*Text segment:*
>> BEGIN

Seeing Green
Keeping it simple isn't so simple

Alan Durning and his family, who use the Burley bike trailer instead of a car for as many daily tasks as they can. It's as an experiment in choosing to live without a car, with results they hope to share with others. From left: son Peter, wife Amy, son Gary and daughter Kathryn.
**************************************** WHEN ALAN Durning's son, Gary, totaled their ancient Volvo last February and the insurance company sent a munificent replacement check for $594, his family made a decision that would land them on national TV: They would go for a year without a car.
CNN's Anderson Cooper featured it partly as a protest against gas prices (it really wasn't), and the camera crew followed Alan and his wife in a mammoth van, creeping at 3 miles an hour as they walked — walked! — the eight blocks from their Ballard bungalow to the neighborhood's business district.
Their decision sounded so outlandish that Fox Network's "Trading Spouses" offered them $50,000 if Durning would wife-swap for a few days on TV, presumably with a materialistic Hummer-hugger. The family turned them down after concluding the other spouse would be so nutty it would likely amount to "televised child abuse."

>> END

*Material provided:*
>> BEGIN

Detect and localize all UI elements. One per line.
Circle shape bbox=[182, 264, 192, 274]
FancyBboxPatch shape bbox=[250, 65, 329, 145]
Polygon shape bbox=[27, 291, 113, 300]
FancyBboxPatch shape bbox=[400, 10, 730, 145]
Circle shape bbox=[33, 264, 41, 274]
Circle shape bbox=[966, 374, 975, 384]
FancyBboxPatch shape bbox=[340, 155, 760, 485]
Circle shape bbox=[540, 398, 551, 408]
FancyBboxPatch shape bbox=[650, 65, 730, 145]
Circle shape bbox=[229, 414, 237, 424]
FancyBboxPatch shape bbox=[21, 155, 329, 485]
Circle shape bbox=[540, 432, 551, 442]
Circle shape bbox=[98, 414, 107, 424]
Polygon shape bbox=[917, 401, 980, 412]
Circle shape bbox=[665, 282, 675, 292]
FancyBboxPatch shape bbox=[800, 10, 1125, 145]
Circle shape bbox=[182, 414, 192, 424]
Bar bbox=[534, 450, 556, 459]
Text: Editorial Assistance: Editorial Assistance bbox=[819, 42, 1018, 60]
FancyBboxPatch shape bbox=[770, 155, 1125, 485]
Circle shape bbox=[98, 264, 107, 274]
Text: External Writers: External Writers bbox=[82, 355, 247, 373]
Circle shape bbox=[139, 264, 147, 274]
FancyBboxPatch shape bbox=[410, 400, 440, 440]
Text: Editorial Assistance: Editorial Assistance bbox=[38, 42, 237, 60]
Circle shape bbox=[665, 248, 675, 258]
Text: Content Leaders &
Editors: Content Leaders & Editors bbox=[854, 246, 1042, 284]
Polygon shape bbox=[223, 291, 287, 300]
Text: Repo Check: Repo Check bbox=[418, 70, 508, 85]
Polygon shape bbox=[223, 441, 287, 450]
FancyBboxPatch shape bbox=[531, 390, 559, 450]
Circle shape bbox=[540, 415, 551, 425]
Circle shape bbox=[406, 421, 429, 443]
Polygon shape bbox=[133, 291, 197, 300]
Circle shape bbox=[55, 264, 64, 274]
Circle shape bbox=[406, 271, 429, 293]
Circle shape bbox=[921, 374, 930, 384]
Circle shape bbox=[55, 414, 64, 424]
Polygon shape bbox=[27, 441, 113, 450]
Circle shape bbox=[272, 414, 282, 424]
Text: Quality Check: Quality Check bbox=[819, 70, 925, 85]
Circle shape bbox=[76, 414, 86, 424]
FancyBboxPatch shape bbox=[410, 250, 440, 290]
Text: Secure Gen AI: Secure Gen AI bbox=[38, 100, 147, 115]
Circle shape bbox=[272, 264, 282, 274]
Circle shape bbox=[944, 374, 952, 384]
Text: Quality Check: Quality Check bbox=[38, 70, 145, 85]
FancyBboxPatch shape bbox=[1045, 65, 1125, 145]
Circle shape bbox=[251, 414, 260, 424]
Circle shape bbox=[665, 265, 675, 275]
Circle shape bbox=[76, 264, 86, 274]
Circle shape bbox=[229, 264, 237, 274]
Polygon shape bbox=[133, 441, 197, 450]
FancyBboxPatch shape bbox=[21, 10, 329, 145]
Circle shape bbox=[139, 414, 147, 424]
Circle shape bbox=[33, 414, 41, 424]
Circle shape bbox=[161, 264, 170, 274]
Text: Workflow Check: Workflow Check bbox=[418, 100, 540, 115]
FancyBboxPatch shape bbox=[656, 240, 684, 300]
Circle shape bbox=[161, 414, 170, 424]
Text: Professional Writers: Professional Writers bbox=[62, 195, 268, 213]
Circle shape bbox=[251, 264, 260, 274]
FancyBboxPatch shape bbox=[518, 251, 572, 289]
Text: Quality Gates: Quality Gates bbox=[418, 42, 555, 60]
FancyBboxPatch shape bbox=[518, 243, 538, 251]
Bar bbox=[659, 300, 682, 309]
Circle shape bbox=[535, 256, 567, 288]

>> END

*Problem:* In the article about the Durning family, how much was the insurance check for their totaled Volvo? The data come from a separate source.

*Correct result:* $594